Return every line of the data below unchanged and in the same order.

++++ Data rows ++++

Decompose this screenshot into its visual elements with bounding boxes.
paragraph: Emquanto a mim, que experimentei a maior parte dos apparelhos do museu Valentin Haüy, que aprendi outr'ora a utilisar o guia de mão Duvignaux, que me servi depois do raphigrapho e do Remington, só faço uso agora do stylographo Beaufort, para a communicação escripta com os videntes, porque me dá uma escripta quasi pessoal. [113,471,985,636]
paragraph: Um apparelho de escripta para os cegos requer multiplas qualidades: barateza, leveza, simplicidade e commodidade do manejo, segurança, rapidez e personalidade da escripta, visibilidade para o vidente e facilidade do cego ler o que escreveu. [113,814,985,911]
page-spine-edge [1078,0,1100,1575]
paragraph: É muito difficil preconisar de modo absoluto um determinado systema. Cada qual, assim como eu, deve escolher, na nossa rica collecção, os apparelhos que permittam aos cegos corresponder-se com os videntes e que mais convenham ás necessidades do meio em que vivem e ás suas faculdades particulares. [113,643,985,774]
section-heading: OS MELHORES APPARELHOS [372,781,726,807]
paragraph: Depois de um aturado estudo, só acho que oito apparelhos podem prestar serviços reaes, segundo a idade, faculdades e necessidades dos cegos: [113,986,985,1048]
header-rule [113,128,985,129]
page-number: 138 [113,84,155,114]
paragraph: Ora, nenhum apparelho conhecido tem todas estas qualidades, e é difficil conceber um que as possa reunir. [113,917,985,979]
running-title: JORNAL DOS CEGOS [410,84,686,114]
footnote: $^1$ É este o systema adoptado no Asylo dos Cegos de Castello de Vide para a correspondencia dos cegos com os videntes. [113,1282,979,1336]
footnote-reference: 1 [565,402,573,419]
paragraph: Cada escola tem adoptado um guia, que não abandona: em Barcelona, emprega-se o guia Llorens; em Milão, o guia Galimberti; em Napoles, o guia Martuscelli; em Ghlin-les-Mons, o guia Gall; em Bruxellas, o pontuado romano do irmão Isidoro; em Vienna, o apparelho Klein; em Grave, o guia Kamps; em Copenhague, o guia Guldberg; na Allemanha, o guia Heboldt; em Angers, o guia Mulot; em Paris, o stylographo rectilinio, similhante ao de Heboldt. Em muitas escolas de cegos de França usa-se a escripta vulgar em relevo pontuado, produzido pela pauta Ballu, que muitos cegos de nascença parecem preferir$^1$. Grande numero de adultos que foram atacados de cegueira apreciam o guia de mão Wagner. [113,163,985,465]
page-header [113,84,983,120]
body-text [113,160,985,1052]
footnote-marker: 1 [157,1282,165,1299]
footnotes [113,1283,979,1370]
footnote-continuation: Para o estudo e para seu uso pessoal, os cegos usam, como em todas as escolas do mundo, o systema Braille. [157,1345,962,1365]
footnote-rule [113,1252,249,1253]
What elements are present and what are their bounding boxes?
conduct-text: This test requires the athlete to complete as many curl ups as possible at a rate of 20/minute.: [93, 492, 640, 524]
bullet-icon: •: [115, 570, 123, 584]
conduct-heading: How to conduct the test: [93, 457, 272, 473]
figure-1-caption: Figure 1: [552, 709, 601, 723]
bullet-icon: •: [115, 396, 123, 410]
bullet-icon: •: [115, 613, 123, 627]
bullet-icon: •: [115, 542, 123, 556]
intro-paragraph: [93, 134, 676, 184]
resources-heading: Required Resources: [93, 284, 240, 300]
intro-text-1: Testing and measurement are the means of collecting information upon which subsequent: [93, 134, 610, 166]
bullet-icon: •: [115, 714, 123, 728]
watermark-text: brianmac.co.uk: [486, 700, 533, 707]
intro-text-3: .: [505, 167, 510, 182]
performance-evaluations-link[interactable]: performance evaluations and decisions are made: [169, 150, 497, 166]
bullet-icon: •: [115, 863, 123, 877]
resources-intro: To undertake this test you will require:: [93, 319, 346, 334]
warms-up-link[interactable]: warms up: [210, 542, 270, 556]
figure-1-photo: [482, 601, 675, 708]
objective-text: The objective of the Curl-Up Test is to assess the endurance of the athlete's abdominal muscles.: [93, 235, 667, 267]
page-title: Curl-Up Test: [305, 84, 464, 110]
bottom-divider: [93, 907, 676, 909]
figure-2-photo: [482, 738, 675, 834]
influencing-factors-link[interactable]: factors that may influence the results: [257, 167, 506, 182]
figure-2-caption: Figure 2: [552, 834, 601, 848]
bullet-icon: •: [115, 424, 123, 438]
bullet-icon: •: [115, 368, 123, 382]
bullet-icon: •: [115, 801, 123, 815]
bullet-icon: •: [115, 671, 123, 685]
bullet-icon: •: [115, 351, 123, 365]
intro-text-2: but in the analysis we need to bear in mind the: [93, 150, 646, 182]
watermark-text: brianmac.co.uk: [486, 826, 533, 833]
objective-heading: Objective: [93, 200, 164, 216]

++++

» Worked solution:
Decompose this screenshot into its visual elements with bounding boxes.
paragraph: Emquanto a mim, que experimentei a maior parte dos apparelhos do museu Valentin Haüy, que aprendi outr'ora a utilisar o guia de mão Duvignaux, que me servi depois do raphigrapho e do Remington, só faço uso agora do stylographo Beaufort, para a communicação escripta com os videntes, porque me dá uma escripta quasi pessoal. [113,471,985,636]
paragraph: Um apparelho de escripta para os cegos requer multiplas qualidades: barateza, leveza, simplicidade e commodidade do manejo, segurança, rapidez e personalidade da escripta, visibilidade para o vidente e facilidade do cego ler o que escreveu. [113,814,985,911]
page-spine-edge [1078,0,1100,1575]
paragraph: É muito difficil preconisar de modo absoluto um determinado systema. Cada qual, assim como eu, deve escolher, na nossa rica collecção, os apparelhos que permittam aos cegos corresponder-se com os videntes e que mais convenham ás necessidades do meio em que vivem e ás suas faculdades particulares. [113,643,985,774]
section-heading: OS MELHORES APPARELHOS [372,781,726,807]
paragraph: Depois de um aturado estudo, só acho que oito apparelhos podem prestar serviços reaes, segundo a idade, faculdades e necessidades dos cegos: [113,986,985,1048]
header-rule [113,128,985,129]
page-number: 138 [113,84,155,114]
paragraph: Ora, nenhum apparelho conhecido tem todas estas qualidades, e é difficil conceber um que as possa reunir. [113,917,985,979]
running-title: JORNAL DOS CEGOS [410,84,686,114]
footnote: $^1$ É este o systema adoptado no Asylo dos Cegos de Castello de Vide para a correspondencia dos cegos com os videntes. [113,1282,979,1336]
footnote-reference: 1 [565,402,573,419]
paragraph: Cada escola tem adoptado um guia, que não abandona: em Barcelona, emprega-se o guia Llorens; em Milão, o guia Galimberti; em Napoles, o guia Martuscelli; em Ghlin-les-Mons, o guia Gall; em Bruxellas, o pontuado romano do irmão Isidoro; em Vienna, o apparelho Klein; em Grave, o guia Kamps; em Copenhague, o guia Guldberg; na Allemanha, o guia Heboldt; em Angers, o guia Mulot; em Paris, o stylographo rectilinio, similhante ao de Heboldt. Em muitas escolas de cegos de França usa-se a escripta vulgar em relevo pontuado, produzido pela pauta Ballu, que muitos cegos de nascença parecem preferir$^1$. Grande numero de adultos que foram atacados de cegueira apreciam o guia de mão Wagner. [113,163,985,465]
page-header [113,84,983,120]
body-text [113,160,985,1052]
footnote-marker: 1 [157,1282,165,1299]
footnotes [113,1283,979,1370]
footnote-continuation: Para o estudo e para seu uso pessoal, os cegos usam, como em todas as escolas do mundo, o systema Braille. [157,1345,962,1365]
footnote-rule [113,1252,249,1253]
What elements are present and what are their bounding boxes?
conduct-text: This test requires the athlete to complete as many curl ups as possible at a rate of 20/minute.: [93, 492, 640, 524]
bullet-icon: •: [115, 570, 123, 584]
conduct-heading: How to conduct the test: [93, 457, 272, 473]
figure-1-caption: Figure 1: [552, 709, 601, 723]
bullet-icon: •: [115, 396, 123, 410]
bullet-icon: •: [115, 613, 123, 627]
bullet-icon: •: [115, 542, 123, 556]
intro-paragraph: [93, 134, 676, 184]
resources-heading: Required Resources: [93, 284, 240, 300]
intro-text-1: Testing and measurement are the means of collecting information upon which subsequent: [93, 134, 610, 166]
bullet-icon: •: [115, 714, 123, 728]
watermark-text: brianmac.co.uk: [486, 700, 533, 707]
intro-text-3: .: [505, 167, 510, 182]
performance-evaluations-link[interactable]: performance evaluations and decisions are made: [169, 150, 497, 166]
bullet-icon: •: [115, 863, 123, 877]
resources-intro: To undertake this test you will require:: [93, 319, 346, 334]
warms-up-link[interactable]: warms up: [210, 542, 270, 556]
figure-1-photo: [482, 601, 675, 708]
objective-text: The objective of the Curl-Up Test is to assess the endurance of the athlete's abdominal muscles.: [93, 235, 667, 267]
page-title: Curl-Up Test: [305, 84, 464, 110]
bottom-divider: [93, 907, 676, 909]
figure-2-photo: [482, 738, 675, 834]
influencing-factors-link[interactable]: factors that may influence the results: [257, 167, 506, 182]
figure-2-caption: Figure 2: [552, 834, 601, 848]
bullet-icon: •: [115, 424, 123, 438]
bullet-icon: •: [115, 368, 123, 382]
bullet-icon: •: [115, 801, 123, 815]
bullet-icon: •: [115, 671, 123, 685]
bullet-icon: •: [115, 351, 123, 365]
intro-text-2: but in the analysis we need to bear in mind the: [93, 150, 646, 182]
watermark-text: brianmac.co.uk: [486, 826, 533, 833]
objective-heading: Objective: [93, 200, 164, 216]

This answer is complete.